(Recorded data)
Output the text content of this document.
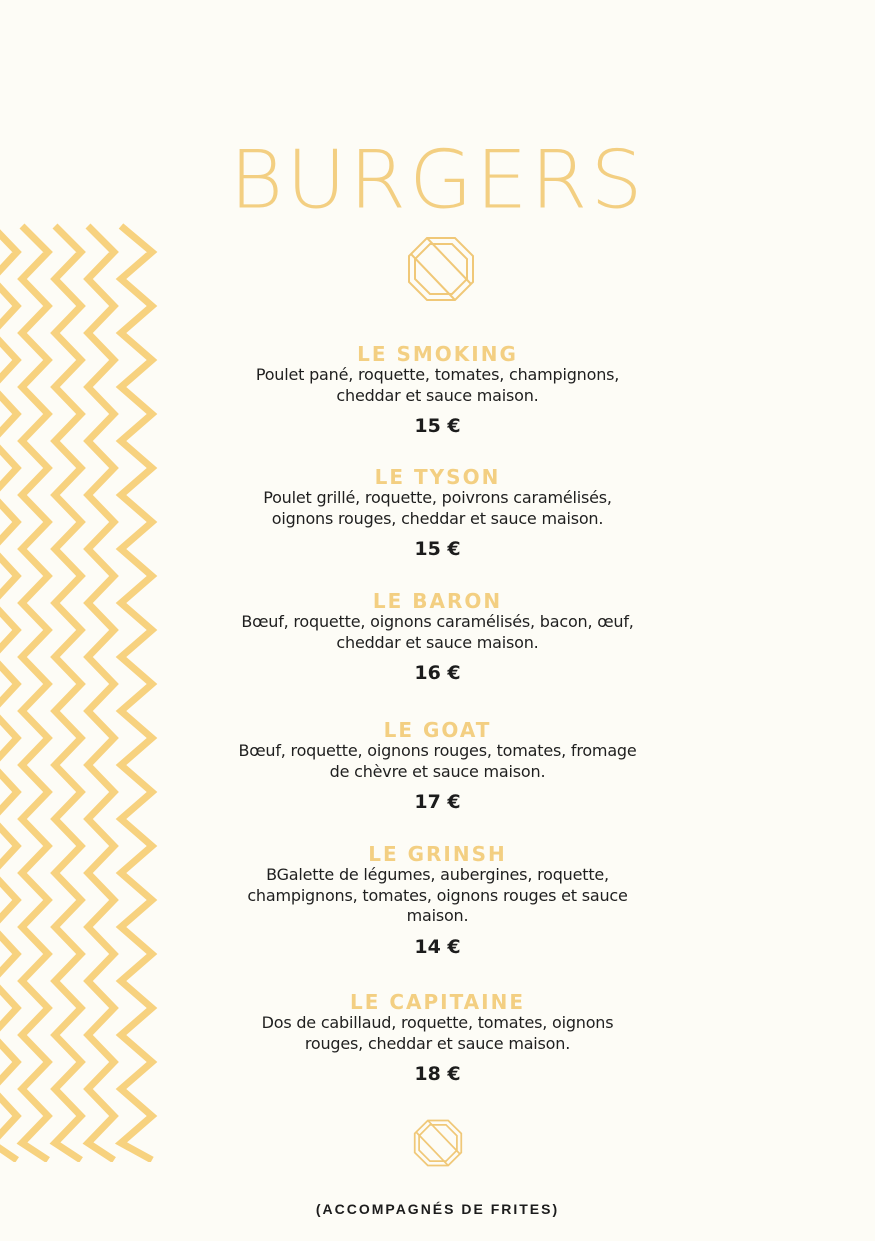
BURGERS
LE SMOKING
Poulet pané, roquette, tomates, champignons,
cheddar et sauce maison.
15 €
LE TYSON
Poulet grillé, roquette, poivrons caramélisés,
oignons rouges, cheddar et sauce maison.
15 €
LE BARON
Bœuf, roquette, oignons caramélisés, bacon, œuf,
cheddar et sauce maison.
16 €
LE GOAT
Bœuf, roquette, oignons rouges, tomates, fromage
de chèvre et sauce maison.
17 €
LE GRINSH
BGalette de légumes, aubergines, roquette,
champignons, tomates, oignons rouges et sauce
maison.
14 €
LE CAPITAINE
Dos de cabillaud, roquette, tomates, oignons
rouges, cheddar et sauce maison.
18 €
(ACCOMPAGNÉS DE FRITES)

▶ _REQUEST_:
Make a list of all lines in the data that contain "oignons".

▶ _TASK RESPONSE_:
oignons rouges, cheddar et sauce maison.
Bœuf, roquette, oignons caramélisés, bacon, œuf,
Bœuf, roquette, oignons rouges, tomates, fromage
champignons, tomates, oignons rouges et sauce
Dos de cabillaud, roquette, tomates, oignons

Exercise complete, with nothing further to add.